» **Recorded data**
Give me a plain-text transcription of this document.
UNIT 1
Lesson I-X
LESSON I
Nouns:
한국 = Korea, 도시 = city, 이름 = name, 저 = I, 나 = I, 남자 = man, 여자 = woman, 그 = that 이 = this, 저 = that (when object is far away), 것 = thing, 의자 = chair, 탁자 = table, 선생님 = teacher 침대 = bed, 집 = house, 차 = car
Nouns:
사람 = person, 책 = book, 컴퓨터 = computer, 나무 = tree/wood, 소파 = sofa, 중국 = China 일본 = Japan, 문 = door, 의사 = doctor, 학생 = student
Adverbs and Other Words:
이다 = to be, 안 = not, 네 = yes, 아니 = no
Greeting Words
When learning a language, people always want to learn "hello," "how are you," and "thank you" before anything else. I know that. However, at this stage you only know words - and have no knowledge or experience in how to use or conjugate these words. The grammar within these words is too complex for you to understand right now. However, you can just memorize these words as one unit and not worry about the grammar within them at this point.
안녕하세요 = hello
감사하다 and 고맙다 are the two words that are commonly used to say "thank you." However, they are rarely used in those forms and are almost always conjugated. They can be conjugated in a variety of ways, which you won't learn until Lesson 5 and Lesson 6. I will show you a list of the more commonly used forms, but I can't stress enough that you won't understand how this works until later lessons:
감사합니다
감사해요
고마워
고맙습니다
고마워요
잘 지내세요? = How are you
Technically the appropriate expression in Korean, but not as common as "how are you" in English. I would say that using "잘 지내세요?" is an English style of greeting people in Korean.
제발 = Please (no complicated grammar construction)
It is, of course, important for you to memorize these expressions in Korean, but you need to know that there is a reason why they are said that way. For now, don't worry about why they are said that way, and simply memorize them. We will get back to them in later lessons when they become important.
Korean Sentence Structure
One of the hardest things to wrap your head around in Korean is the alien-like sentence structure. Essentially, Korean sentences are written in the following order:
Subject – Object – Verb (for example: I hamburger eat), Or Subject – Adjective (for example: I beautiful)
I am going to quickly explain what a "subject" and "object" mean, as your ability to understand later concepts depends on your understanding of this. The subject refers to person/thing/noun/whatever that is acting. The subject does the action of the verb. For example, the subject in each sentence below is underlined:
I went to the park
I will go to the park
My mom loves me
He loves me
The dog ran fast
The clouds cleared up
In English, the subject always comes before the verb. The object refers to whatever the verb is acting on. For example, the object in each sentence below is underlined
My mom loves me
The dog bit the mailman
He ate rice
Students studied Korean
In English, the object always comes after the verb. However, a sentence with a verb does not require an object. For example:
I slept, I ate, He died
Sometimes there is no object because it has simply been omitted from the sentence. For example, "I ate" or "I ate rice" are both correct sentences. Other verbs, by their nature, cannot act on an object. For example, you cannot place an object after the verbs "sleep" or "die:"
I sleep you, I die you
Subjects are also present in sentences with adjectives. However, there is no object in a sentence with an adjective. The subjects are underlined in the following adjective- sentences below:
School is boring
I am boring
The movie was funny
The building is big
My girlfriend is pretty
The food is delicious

» **Exercise brief**
Show every line of the records above that contains the word "sentences".

» **The solution**
One of the hardest things to wrap your head around in Korean is the alien-like sentence structure. Essentially, Korean sentences are written in the following order:
Sometimes there is no object because it has simply been omitted from the sentence. For example, "I ate" or "I ate rice" are both correct sentences. Other verbs, by their nature, cannot act on an object. For example, you cannot place an object after the verbs "sleep" or "die:"
Subjects are also present in sentences with adjectives. However, there is no object in a sentence with an adjective. The subjects are underlined in the following adjective- sentences below:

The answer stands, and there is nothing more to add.